#### Data to use:
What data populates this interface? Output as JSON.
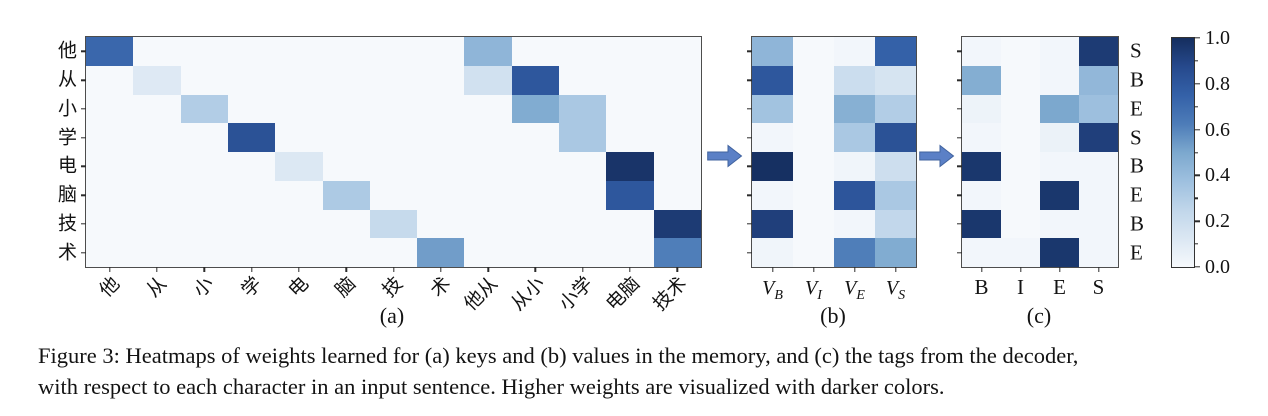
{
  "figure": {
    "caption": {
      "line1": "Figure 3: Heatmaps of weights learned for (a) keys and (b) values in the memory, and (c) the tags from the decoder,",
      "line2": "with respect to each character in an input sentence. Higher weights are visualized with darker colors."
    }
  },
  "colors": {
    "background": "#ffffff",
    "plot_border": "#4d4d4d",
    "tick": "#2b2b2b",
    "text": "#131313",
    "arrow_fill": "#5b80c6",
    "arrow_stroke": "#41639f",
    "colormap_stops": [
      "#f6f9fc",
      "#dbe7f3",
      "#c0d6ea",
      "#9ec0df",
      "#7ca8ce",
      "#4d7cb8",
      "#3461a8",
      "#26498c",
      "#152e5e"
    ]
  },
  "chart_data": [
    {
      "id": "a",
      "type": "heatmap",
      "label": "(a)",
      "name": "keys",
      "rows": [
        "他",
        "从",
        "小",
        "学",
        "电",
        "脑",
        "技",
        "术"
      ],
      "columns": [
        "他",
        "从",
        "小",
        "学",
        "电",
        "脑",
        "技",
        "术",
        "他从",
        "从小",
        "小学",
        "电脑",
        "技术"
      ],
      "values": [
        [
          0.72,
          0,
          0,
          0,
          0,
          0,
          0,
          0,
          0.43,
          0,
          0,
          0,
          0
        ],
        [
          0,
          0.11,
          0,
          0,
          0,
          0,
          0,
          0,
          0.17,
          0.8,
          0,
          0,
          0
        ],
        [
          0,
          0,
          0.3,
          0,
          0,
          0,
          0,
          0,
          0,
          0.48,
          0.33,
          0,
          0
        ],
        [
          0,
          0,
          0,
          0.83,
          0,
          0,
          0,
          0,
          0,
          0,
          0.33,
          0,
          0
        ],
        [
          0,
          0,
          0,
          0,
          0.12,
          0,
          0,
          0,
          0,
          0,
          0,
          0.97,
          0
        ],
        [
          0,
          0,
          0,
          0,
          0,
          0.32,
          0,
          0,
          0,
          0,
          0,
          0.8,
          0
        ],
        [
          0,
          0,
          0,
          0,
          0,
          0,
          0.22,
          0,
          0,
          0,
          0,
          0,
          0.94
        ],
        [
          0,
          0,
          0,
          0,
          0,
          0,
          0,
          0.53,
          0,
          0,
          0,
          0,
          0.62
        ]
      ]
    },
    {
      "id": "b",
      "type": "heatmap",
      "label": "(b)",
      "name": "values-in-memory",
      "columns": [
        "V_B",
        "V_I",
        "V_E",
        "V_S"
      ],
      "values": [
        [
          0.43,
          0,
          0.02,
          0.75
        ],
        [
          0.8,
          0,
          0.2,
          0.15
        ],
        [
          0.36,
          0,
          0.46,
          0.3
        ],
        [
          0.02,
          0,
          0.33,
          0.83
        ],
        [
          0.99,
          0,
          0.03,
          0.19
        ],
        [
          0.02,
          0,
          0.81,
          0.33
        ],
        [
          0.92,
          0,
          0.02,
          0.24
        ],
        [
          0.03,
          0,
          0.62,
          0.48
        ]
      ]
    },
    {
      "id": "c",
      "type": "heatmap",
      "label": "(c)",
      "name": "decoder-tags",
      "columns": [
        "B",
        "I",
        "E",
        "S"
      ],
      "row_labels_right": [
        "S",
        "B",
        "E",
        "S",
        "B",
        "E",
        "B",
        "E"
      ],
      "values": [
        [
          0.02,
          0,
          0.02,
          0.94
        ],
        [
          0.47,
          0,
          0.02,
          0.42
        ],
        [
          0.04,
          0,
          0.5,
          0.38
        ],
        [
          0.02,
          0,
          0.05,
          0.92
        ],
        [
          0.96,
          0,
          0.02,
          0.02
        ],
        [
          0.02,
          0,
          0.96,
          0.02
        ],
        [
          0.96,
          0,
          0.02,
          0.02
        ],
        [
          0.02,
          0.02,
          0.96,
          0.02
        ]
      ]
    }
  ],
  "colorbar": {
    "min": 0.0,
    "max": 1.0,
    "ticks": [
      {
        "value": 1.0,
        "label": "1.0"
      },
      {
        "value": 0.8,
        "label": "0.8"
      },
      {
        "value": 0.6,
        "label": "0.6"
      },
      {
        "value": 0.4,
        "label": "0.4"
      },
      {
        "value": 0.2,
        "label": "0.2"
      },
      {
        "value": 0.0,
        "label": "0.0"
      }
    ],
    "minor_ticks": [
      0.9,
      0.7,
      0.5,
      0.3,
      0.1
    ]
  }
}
--
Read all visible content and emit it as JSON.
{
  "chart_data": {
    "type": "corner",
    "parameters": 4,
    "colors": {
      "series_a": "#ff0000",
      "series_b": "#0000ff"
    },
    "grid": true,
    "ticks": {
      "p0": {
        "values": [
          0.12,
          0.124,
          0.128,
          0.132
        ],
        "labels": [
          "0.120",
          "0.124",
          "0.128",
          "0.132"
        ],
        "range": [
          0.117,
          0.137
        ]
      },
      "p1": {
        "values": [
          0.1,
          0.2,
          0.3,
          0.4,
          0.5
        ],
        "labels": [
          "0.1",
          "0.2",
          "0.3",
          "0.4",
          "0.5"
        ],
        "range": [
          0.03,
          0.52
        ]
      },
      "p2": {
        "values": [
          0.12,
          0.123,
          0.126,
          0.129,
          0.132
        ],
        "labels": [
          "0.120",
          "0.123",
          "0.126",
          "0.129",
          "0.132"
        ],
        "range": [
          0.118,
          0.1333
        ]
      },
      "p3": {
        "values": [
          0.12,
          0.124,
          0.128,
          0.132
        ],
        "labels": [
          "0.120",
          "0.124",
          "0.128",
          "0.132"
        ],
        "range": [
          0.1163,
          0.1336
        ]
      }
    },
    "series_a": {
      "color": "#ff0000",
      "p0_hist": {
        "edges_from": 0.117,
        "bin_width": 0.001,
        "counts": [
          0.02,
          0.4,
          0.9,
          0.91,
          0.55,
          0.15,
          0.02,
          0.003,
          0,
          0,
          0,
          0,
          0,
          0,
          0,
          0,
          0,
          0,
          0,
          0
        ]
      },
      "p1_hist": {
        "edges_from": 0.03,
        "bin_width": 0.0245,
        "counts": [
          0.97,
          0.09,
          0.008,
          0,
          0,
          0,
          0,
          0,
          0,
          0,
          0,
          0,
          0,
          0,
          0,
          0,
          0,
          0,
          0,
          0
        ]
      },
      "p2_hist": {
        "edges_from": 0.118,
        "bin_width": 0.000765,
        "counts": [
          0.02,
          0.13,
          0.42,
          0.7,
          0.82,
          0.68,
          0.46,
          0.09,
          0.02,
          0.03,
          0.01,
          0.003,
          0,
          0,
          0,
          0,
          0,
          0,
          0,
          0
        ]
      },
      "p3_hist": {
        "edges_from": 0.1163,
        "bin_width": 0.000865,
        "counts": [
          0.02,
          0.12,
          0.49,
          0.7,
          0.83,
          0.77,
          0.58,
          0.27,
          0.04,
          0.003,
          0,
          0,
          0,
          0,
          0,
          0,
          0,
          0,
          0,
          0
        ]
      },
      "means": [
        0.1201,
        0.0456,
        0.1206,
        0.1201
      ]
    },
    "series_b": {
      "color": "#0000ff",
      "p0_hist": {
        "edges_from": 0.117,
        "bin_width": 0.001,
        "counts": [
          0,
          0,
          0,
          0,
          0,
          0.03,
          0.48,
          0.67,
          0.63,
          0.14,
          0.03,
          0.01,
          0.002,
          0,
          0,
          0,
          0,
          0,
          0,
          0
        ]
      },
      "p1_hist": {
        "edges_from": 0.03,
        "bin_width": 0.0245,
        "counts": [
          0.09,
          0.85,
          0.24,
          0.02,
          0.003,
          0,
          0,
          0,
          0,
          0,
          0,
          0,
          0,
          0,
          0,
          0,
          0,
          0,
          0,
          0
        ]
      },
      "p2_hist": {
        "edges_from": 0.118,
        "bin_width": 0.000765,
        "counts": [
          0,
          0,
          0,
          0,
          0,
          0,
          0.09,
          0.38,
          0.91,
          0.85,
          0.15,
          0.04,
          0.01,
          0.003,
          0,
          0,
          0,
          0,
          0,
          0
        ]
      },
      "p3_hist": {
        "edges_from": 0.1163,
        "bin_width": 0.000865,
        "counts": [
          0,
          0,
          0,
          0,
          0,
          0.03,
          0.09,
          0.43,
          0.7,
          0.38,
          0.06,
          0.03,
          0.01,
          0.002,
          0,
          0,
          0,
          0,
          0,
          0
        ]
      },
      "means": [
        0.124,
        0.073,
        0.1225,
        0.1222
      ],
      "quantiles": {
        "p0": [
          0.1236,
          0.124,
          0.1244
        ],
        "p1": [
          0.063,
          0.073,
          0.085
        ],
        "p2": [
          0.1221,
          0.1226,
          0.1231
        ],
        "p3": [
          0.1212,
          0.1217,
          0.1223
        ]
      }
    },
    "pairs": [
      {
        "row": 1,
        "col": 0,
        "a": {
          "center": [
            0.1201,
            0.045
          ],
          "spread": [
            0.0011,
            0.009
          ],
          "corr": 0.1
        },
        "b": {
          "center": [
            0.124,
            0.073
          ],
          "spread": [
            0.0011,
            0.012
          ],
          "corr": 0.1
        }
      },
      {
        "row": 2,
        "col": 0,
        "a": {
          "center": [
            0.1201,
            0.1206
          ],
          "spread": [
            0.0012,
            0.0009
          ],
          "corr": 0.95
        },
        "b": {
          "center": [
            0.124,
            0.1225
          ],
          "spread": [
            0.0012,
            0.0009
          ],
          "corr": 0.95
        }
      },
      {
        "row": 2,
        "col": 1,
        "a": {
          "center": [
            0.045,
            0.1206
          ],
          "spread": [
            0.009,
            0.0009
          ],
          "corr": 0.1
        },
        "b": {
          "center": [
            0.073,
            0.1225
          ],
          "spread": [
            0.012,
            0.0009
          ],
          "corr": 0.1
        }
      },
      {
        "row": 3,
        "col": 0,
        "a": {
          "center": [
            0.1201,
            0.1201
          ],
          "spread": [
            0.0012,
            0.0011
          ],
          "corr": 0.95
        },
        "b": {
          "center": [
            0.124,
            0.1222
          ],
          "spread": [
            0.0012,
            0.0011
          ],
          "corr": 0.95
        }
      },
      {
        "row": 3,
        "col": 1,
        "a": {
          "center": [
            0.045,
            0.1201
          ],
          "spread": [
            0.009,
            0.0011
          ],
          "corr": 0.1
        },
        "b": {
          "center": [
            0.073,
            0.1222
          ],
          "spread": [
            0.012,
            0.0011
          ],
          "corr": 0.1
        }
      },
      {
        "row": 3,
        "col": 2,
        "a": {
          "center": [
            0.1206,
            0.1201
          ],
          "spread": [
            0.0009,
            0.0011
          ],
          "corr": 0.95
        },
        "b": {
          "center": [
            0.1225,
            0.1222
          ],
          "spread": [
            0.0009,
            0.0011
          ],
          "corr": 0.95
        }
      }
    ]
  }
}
* * *
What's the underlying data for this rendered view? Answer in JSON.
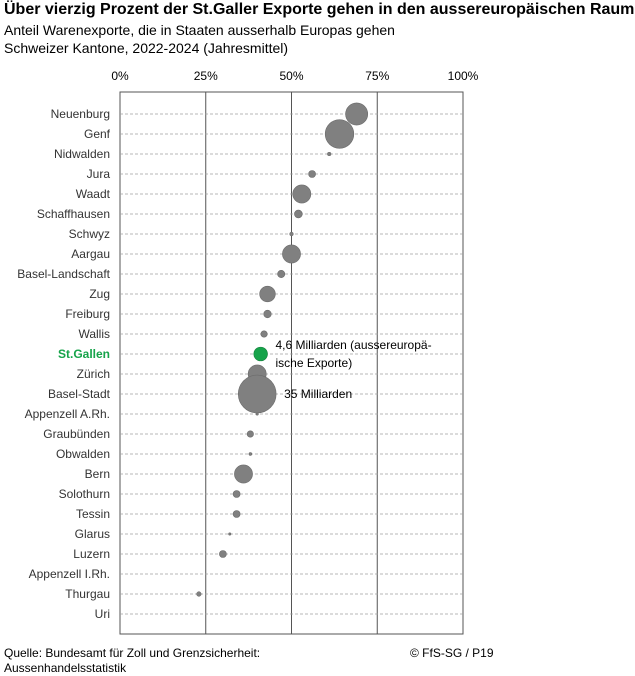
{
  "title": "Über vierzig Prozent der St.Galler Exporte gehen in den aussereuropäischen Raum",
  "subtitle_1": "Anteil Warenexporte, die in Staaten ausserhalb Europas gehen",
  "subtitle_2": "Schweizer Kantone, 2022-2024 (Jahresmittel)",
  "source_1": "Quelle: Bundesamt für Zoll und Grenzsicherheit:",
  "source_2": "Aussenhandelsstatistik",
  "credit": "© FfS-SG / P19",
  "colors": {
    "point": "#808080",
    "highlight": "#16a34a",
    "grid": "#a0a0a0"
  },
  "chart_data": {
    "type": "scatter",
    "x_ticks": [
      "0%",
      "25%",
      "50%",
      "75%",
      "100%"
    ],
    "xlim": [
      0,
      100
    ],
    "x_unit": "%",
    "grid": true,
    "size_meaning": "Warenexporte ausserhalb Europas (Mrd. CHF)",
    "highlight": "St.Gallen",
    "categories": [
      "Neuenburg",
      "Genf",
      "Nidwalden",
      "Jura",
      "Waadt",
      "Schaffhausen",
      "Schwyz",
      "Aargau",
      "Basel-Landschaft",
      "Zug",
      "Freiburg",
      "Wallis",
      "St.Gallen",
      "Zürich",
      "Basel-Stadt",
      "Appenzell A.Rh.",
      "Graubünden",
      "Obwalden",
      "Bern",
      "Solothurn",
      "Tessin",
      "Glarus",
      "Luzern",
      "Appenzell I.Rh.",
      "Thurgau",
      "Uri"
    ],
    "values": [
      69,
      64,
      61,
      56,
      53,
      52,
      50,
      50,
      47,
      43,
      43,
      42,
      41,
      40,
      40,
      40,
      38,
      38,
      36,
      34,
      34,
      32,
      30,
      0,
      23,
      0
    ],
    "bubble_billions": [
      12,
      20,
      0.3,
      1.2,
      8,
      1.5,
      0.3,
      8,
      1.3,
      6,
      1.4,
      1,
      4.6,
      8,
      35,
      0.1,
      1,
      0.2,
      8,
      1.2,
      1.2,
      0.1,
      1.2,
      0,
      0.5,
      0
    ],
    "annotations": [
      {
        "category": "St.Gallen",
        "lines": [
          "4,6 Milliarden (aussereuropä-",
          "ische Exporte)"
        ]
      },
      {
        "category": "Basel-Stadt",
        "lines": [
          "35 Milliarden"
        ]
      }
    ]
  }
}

#### Work required:
Identify which lines contain the word "Basel" and copy each one.

#### Result:
      "Basel-Landschaft",
      "Basel-Stadt",
        "category": "Basel-Stadt",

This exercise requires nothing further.